Recorded data:

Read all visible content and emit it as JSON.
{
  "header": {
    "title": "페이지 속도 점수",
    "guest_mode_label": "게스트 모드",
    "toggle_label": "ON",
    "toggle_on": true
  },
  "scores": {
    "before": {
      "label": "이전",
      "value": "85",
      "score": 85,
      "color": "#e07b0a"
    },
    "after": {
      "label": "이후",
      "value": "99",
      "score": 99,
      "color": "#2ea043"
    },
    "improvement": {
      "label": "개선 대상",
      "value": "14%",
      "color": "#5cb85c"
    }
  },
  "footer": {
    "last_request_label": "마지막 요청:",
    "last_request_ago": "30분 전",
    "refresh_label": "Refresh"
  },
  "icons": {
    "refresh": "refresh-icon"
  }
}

- _YOUR OBJECTIVE_:
Exactly reproduce all of the entries above.

- _WRITTEN SOLUTION_:
Read all visible content and emit it as JSON.
{
  "header": {
    "title": "페이지 속도 점수",
    "guest_mode_label": "게스트 모드",
    "toggle_label": "ON",
    "toggle_on": true
  },
  "scores": {
    "before": {
      "label": "이전",
      "value": "85",
      "score": 85,
      "color": "#e07b0a"
    },
    "after": {
      "label": "이후",
      "value": "99",
      "score": 99,
      "color": "#2ea043"
    },
    "improvement": {
      "label": "개선 대상",
      "value": "14%",
      "color": "#5cb85c"
    }
  },
  "footer": {
    "last_request_label": "마지막 요청:",
    "last_request_ago": "30분 전",
    "refresh_label": "Refresh"
  },
  "icons": {
    "refresh": "refresh-icon"
  }
}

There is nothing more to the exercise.